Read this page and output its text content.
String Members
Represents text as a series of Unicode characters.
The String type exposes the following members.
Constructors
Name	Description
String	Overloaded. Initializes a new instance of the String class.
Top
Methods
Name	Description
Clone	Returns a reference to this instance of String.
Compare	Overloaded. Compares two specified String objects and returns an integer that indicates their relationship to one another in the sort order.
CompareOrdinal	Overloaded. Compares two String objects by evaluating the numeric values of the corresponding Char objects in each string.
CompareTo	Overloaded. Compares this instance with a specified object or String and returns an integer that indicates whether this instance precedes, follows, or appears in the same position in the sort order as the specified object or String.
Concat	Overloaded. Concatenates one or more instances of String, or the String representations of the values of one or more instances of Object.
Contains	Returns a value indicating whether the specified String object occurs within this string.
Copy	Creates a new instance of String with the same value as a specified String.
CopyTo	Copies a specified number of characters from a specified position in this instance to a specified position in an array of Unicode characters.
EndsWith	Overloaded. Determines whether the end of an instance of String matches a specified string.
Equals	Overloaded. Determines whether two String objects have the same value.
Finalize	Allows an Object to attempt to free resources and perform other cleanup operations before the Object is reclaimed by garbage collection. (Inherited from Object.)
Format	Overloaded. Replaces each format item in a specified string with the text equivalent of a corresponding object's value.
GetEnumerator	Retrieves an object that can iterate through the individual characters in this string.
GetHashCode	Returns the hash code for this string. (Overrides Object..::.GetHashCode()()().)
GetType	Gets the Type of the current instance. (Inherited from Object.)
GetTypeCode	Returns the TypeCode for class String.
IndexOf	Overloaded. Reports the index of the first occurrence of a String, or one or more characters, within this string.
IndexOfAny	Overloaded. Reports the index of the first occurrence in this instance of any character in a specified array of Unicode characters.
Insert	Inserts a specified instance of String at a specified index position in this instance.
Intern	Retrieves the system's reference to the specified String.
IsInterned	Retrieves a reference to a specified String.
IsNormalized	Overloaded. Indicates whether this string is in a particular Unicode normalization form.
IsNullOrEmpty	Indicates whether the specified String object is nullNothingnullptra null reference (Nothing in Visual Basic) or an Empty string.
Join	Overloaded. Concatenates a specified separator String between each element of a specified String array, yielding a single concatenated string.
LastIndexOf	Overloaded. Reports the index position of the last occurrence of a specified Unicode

════════════════════

▶ Task prompt: The records above are to be copied in full, exactly as written.

▶ Task solution:
Read this page and output its text content.
String Members
Represents text as a series of Unicode characters.
The String type exposes the following members.
Constructors
Name	Description
String	Overloaded. Initializes a new instance of the String class.
Top
Methods
Name	Description
Clone	Returns a reference to this instance of String.
Compare	Overloaded. Compares two specified String objects and returns an integer that indicates their relationship to one another in the sort order.
CompareOrdinal	Overloaded. Compares two String objects by evaluating the numeric values of the corresponding Char objects in each string.
CompareTo	Overloaded. Compares this instance with a specified object or String and returns an integer that indicates whether this instance precedes, follows, or appears in the same position in the sort order as the specified object or String.
Concat	Overloaded. Concatenates one or more instances of String, or the String representations of the values of one or more instances of Object.
Contains	Returns a value indicating whether the specified String object occurs within this string.
Copy	Creates a new instance of String with the same value as a specified String.
CopyTo	Copies a specified number of characters from a specified position in this instance to a specified position in an array of Unicode characters.
EndsWith	Overloaded. Determines whether the end of an instance of String matches a specified string.
Equals	Overloaded. Determines whether two String objects have the same value.
Finalize	Allows an Object to attempt to free resources and perform other cleanup operations before the Object is reclaimed by garbage collection. (Inherited from Object.)
Format	Overloaded. Replaces each format item in a specified string with the text equivalent of a corresponding object's value.
GetEnumerator	Retrieves an object that can iterate through the individual characters in this string.
GetHashCode	Returns the hash code for this string. (Overrides Object..::.GetHashCode()()().)
GetType	Gets the Type of the current instance. (Inherited from Object.)
GetTypeCode	Returns the TypeCode for class String.
IndexOf	Overloaded. Reports the index of the first occurrence of a String, or one or more characters, within this string.
IndexOfAny	Overloaded. Reports the index of the first occurrence in this instance of any character in a specified array of Unicode characters.
Insert	Inserts a specified instance of String at a specified index position in this instance.
Intern	Retrieves the system's reference to the specified String.
IsInterned	Retrieves a reference to a specified String.
IsNormalized	Overloaded. Indicates whether this string is in a particular Unicode normalization form.
IsNullOrEmpty	Indicates whether the specified String object is nullNothingnullptra null reference (Nothing in Visual Basic) or an Empty string.
Join	Overloaded. Concatenates a specified separator String between each element of a specified String array, yielding a single concatenated string.
LastIndexOf	Overloaded. Reports the index position of the last occurrence of a specified Unicode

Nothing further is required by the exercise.